▸ **Written task**: Copy every line of the data that includes the string "Time".

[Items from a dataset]
[Start]
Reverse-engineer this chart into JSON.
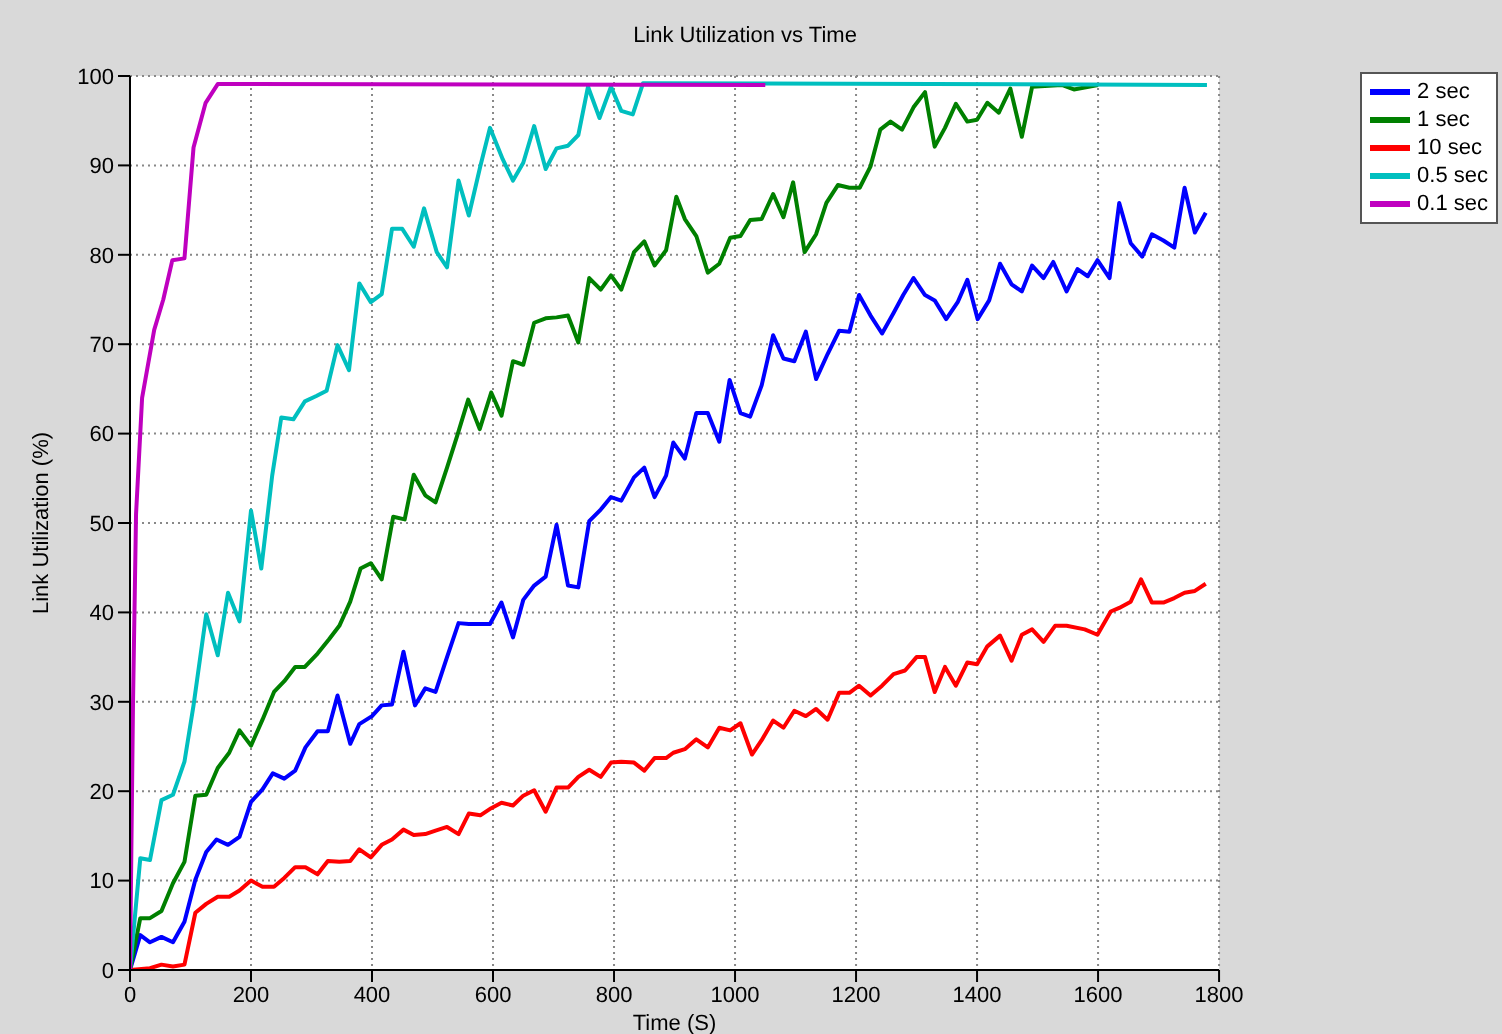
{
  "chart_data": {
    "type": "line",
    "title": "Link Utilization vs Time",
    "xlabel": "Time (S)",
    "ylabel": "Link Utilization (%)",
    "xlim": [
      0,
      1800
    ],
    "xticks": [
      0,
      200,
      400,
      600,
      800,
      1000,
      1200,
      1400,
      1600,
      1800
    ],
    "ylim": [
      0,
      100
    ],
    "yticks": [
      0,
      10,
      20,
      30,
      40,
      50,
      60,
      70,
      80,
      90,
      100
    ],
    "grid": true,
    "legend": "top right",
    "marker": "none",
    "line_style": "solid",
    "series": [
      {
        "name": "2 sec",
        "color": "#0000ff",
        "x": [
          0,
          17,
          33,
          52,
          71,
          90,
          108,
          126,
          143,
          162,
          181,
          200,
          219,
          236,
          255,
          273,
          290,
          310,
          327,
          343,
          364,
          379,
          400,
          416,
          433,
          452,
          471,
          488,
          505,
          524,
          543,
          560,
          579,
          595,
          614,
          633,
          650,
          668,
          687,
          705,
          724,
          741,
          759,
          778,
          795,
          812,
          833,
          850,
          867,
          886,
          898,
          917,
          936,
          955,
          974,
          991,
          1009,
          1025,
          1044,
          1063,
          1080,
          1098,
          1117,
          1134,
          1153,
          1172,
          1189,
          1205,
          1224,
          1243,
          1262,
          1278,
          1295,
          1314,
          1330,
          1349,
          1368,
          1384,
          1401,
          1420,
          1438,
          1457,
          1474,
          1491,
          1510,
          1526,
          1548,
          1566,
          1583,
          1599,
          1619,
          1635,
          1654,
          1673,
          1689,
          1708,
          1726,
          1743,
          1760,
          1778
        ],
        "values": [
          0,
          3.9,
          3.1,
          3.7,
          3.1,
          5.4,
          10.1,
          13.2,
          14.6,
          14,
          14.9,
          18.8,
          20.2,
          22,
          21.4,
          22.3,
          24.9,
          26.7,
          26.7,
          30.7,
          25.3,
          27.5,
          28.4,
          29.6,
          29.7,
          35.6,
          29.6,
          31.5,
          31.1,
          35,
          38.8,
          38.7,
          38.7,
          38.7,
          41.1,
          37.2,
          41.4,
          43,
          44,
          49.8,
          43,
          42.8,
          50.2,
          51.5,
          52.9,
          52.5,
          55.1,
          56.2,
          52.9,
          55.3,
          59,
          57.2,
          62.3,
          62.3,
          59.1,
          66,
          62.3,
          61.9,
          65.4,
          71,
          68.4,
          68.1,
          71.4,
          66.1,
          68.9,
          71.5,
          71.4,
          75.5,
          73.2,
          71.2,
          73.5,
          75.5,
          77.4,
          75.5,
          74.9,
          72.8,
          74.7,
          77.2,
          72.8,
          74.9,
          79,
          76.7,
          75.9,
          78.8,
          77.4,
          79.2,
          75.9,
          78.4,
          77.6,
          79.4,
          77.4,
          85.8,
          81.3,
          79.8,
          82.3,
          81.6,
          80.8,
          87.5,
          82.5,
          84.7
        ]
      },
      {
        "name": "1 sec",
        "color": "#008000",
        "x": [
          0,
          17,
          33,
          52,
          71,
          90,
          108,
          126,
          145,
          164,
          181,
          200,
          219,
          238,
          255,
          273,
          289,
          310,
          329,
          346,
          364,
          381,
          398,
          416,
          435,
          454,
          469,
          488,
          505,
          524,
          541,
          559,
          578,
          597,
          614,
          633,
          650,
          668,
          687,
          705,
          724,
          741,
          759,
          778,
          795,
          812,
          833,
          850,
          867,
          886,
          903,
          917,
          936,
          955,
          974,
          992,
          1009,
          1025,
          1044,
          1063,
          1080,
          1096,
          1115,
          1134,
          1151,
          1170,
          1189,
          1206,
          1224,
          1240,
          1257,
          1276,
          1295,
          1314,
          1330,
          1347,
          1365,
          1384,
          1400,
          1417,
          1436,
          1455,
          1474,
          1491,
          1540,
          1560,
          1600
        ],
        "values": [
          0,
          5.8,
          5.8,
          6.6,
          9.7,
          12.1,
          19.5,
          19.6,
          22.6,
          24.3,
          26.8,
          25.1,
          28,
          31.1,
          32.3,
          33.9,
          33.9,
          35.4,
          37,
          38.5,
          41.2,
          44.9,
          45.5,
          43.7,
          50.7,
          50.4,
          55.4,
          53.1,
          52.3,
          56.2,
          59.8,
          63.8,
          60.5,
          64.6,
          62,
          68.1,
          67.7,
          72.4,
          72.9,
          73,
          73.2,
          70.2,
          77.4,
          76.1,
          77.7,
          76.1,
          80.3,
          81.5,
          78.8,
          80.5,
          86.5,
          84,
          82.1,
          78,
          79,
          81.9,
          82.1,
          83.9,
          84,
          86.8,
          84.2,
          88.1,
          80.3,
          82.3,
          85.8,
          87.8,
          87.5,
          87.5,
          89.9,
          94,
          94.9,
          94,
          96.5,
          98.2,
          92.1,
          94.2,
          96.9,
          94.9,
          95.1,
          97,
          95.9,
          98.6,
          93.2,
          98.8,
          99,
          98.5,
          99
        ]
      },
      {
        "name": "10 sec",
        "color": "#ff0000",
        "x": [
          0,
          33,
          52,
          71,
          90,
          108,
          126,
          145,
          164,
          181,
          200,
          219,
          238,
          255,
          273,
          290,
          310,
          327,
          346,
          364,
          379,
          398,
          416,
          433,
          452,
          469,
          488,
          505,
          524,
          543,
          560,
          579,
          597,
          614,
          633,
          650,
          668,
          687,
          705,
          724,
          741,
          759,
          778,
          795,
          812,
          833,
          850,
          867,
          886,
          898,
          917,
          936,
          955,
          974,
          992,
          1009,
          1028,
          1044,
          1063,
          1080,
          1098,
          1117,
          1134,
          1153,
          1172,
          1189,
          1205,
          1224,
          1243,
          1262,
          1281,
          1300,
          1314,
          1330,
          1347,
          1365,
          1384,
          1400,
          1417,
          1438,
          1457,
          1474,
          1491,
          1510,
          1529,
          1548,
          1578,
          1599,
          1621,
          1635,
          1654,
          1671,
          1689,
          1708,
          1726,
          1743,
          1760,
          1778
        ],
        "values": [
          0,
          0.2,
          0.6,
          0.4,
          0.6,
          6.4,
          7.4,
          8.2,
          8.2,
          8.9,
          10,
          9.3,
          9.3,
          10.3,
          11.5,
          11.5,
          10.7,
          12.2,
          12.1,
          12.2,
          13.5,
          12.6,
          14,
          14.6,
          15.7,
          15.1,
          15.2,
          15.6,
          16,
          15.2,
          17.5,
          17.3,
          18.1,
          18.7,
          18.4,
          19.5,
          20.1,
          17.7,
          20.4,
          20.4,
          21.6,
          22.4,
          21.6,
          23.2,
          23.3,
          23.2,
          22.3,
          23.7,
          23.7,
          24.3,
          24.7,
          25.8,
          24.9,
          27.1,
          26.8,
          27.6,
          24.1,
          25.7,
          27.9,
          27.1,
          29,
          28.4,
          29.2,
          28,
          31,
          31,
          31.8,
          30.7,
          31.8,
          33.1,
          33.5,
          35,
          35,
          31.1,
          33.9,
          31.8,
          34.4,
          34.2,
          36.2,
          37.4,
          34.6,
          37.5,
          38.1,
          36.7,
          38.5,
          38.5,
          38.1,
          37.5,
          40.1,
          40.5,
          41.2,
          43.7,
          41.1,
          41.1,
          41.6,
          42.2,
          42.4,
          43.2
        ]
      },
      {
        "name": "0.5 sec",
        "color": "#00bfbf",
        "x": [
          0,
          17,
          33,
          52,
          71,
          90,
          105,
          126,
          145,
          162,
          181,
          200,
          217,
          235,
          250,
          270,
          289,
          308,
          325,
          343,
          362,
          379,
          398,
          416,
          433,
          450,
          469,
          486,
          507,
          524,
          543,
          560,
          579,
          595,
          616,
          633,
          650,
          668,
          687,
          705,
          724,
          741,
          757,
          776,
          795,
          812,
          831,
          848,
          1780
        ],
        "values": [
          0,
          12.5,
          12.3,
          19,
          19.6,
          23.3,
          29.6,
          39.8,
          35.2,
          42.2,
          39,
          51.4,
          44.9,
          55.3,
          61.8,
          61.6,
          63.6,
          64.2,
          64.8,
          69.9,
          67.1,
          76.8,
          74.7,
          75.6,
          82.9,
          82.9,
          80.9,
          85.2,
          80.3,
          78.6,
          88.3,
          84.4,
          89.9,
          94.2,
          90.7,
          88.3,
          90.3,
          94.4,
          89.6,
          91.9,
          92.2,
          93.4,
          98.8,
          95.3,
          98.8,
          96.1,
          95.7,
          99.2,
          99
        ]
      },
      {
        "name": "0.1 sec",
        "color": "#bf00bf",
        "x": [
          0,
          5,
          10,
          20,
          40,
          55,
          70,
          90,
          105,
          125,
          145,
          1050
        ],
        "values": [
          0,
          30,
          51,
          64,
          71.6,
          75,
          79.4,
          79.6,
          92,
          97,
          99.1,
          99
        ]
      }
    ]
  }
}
[End]
▸ **Exercise output**:
    "title": "Link Utilization vs Time",
    "xlabel": "Time (S)",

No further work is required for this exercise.